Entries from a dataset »
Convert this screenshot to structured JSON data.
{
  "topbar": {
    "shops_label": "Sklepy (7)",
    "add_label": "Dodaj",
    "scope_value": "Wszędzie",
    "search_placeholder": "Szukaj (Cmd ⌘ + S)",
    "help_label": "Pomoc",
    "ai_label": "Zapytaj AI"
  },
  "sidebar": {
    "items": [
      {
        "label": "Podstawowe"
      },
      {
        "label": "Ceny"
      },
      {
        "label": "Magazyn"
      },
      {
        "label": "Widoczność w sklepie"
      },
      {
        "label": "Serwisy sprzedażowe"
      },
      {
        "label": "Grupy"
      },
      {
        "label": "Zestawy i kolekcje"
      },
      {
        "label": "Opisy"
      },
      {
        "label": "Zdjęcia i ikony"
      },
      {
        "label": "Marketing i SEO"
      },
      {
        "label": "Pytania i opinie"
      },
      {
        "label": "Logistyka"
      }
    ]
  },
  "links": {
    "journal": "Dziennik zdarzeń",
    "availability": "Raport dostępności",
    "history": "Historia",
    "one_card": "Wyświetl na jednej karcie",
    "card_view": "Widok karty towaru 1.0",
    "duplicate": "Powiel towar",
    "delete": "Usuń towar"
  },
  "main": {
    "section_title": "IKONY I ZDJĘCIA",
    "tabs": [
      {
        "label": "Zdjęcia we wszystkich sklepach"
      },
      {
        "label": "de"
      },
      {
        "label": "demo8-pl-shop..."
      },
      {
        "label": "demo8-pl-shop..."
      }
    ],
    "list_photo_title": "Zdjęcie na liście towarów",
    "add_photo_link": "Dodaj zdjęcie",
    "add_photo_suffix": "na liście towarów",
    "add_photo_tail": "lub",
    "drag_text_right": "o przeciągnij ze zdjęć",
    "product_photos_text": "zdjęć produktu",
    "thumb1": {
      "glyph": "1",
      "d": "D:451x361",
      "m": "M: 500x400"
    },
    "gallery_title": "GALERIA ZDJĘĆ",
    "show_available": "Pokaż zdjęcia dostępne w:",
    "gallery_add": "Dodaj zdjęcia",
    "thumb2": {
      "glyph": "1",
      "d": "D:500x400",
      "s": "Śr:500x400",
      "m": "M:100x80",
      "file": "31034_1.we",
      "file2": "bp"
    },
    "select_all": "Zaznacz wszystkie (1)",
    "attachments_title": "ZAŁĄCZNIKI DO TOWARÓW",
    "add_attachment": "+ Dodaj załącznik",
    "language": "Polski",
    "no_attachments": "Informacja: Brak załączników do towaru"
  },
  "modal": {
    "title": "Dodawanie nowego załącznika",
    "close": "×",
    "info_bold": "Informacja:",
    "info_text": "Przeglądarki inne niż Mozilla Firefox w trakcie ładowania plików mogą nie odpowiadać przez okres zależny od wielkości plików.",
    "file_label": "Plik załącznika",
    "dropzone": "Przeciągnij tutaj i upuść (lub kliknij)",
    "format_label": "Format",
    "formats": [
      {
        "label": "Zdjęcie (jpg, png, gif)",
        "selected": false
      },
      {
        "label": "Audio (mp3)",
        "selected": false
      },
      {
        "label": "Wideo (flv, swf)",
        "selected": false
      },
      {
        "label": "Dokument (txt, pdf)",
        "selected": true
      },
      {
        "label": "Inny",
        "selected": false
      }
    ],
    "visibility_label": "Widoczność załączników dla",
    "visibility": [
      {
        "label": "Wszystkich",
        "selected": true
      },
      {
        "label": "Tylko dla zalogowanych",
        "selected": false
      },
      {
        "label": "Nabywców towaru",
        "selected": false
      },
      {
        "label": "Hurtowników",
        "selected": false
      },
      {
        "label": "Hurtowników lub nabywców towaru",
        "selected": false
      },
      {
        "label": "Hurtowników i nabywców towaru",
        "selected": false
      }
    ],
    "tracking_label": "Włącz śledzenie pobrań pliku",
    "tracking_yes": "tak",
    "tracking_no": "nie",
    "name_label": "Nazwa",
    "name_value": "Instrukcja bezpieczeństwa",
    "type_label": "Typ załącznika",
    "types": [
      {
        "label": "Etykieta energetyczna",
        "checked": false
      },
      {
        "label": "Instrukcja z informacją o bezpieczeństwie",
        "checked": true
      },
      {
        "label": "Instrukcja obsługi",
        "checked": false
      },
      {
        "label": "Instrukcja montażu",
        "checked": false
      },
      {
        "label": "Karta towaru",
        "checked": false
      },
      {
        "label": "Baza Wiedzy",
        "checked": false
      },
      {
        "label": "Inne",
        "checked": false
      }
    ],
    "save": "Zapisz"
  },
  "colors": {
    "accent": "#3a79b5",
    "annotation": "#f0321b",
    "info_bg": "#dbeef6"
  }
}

Work instructions » Copy, from the material, each line that holds the string "załącznika".

Finished exercise »
    "title": "Dodawanie nowego załącznika",
    "file_label": "Plik załącznika",
    "type_label": "Typ załącznika",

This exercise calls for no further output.